▶ [TO DO]: Return the lines below that carry the word "döda".

##### DATA FOR PROCESSING

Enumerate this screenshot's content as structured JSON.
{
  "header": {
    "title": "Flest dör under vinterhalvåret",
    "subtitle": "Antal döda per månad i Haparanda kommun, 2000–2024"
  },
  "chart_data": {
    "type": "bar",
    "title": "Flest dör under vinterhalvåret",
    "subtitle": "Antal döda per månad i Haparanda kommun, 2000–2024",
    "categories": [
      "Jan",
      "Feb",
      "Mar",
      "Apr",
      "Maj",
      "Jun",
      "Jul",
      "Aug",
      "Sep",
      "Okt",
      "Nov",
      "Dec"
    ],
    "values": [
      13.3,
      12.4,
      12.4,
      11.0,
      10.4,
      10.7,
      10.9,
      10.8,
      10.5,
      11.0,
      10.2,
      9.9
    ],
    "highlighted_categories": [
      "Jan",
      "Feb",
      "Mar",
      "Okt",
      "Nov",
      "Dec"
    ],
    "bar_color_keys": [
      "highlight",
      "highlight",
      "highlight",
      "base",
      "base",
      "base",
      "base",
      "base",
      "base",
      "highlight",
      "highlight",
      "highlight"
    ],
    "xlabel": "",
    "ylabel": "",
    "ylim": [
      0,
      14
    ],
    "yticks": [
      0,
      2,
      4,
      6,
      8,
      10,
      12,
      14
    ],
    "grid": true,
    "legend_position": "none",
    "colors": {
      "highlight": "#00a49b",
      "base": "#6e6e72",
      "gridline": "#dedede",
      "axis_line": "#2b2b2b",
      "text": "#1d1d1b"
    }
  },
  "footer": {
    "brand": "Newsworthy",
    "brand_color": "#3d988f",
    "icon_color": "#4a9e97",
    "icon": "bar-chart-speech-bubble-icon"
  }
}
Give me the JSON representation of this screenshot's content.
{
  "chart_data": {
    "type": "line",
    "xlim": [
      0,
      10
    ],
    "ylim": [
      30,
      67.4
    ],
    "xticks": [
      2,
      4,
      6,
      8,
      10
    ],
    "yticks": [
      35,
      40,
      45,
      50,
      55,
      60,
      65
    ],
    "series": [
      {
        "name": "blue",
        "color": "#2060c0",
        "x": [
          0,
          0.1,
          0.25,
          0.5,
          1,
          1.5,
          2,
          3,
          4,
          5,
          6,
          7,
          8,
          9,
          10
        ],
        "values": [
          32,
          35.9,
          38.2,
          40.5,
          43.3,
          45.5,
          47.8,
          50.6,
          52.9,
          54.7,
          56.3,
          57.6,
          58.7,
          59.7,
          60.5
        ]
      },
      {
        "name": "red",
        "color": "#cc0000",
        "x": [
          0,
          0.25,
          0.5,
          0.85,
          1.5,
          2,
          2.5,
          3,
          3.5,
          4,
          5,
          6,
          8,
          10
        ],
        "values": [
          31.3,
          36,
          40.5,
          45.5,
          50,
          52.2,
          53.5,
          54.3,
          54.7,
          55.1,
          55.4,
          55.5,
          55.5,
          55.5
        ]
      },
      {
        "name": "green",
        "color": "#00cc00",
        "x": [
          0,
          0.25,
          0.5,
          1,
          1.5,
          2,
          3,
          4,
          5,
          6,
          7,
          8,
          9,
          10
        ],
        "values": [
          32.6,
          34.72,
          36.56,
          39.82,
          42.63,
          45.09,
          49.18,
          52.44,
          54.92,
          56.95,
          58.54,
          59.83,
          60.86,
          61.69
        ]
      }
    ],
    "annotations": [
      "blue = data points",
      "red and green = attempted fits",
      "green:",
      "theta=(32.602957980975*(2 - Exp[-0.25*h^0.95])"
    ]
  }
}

##########

▶ [COMPLETE ANSWER]:
    "subtitle": "Antal döda per månad i Haparanda kommun, 2000–2024"
    "subtitle": "Antal döda per månad i Haparanda kommun, 2000–2024",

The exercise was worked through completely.